(Records from a collection)
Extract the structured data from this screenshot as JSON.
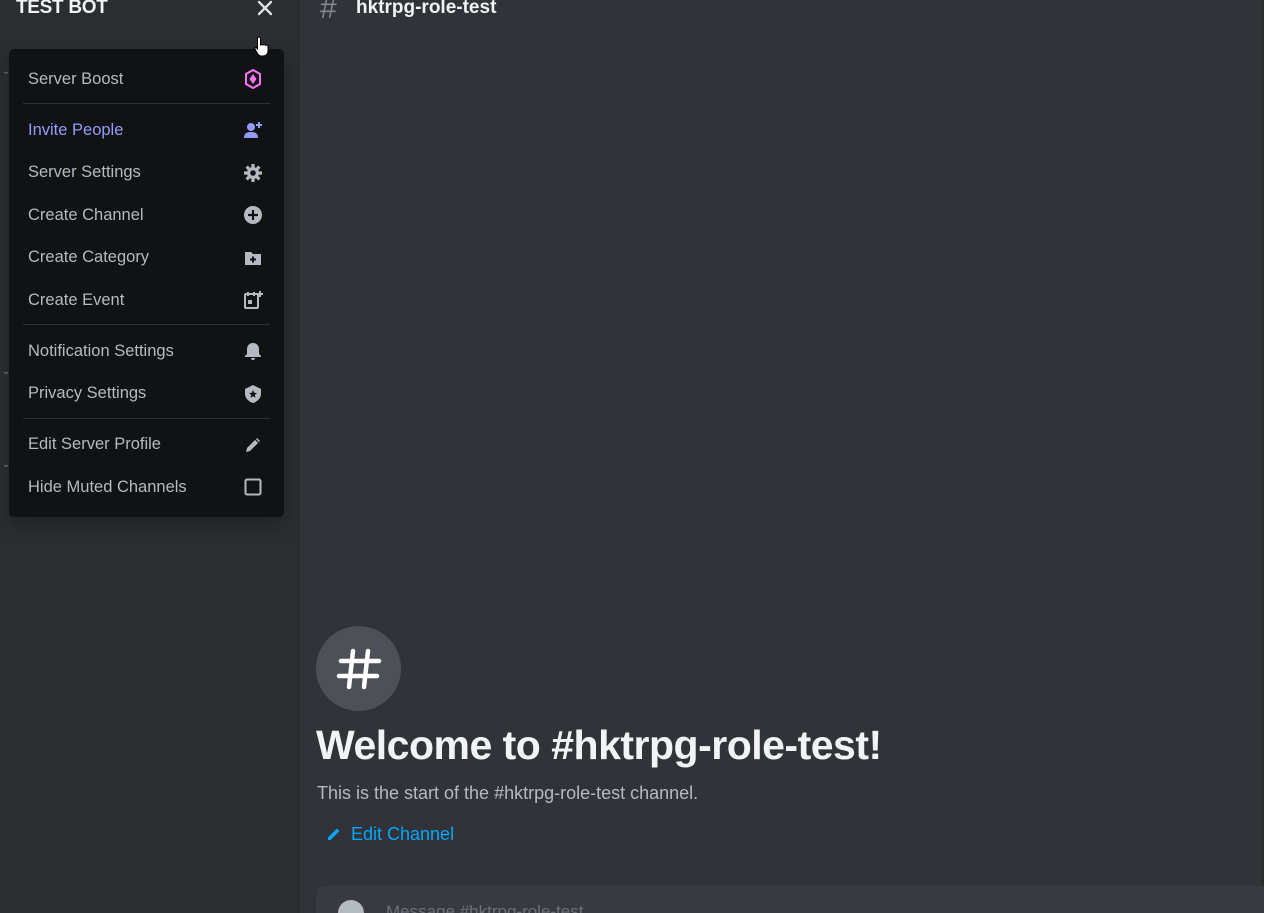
{
  "server": {
    "name": "TEST BOT",
    "close_icon": "close-icon"
  },
  "menu": {
    "items": [
      {
        "label": "Server Boost",
        "icon": "boost-icon"
      },
      {
        "label": "Invite People",
        "icon": "add-person-icon"
      },
      {
        "label": "Server Settings",
        "icon": "gear-icon"
      },
      {
        "label": "Create Channel",
        "icon": "plus-circle-icon"
      },
      {
        "label": "Create Category",
        "icon": "folder-plus-icon"
      },
      {
        "label": "Create Event",
        "icon": "calendar-plus-icon"
      },
      {
        "label": "Notification Settings",
        "icon": "bell-icon"
      },
      {
        "label": "Privacy Settings",
        "icon": "shield-icon"
      },
      {
        "label": "Edit Server Profile",
        "icon": "pencil-icon"
      },
      {
        "label": "Hide Muted Channels",
        "icon": "checkbox-icon"
      }
    ]
  },
  "channel": {
    "name": "hktrpg-role-test",
    "welcome_title": "Welcome to #hktrpg-role-test!",
    "welcome_subtitle": "This is the start of the #hktrpg-role-test channel.",
    "edit_label": "Edit Channel",
    "message_placeholder": "Message #hktrpg-role-test"
  },
  "colors": {
    "accent_invite": "#949cf7",
    "boost": "#ff73fa",
    "link": "#00a8fc"
  }
}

Task
Write the entries above out in full, exactly, with no images.

Finished task
Extract the structured data from this screenshot as JSON.
{
  "server": {
    "name": "TEST BOT",
    "close_icon": "close-icon"
  },
  "menu": {
    "items": [
      {
        "label": "Server Boost",
        "icon": "boost-icon"
      },
      {
        "label": "Invite People",
        "icon": "add-person-icon"
      },
      {
        "label": "Server Settings",
        "icon": "gear-icon"
      },
      {
        "label": "Create Channel",
        "icon": "plus-circle-icon"
      },
      {
        "label": "Create Category",
        "icon": "folder-plus-icon"
      },
      {
        "label": "Create Event",
        "icon": "calendar-plus-icon"
      },
      {
        "label": "Notification Settings",
        "icon": "bell-icon"
      },
      {
        "label": "Privacy Settings",
        "icon": "shield-icon"
      },
      {
        "label": "Edit Server Profile",
        "icon": "pencil-icon"
      },
      {
        "label": "Hide Muted Channels",
        "icon": "checkbox-icon"
      }
    ]
  },
  "channel": {
    "name": "hktrpg-role-test",
    "welcome_title": "Welcome to #hktrpg-role-test!",
    "welcome_subtitle": "This is the start of the #hktrpg-role-test channel.",
    "edit_label": "Edit Channel",
    "message_placeholder": "Message #hktrpg-role-test"
  },
  "colors": {
    "accent_invite": "#949cf7",
    "boost": "#ff73fa",
    "link": "#00a8fc"
  }
}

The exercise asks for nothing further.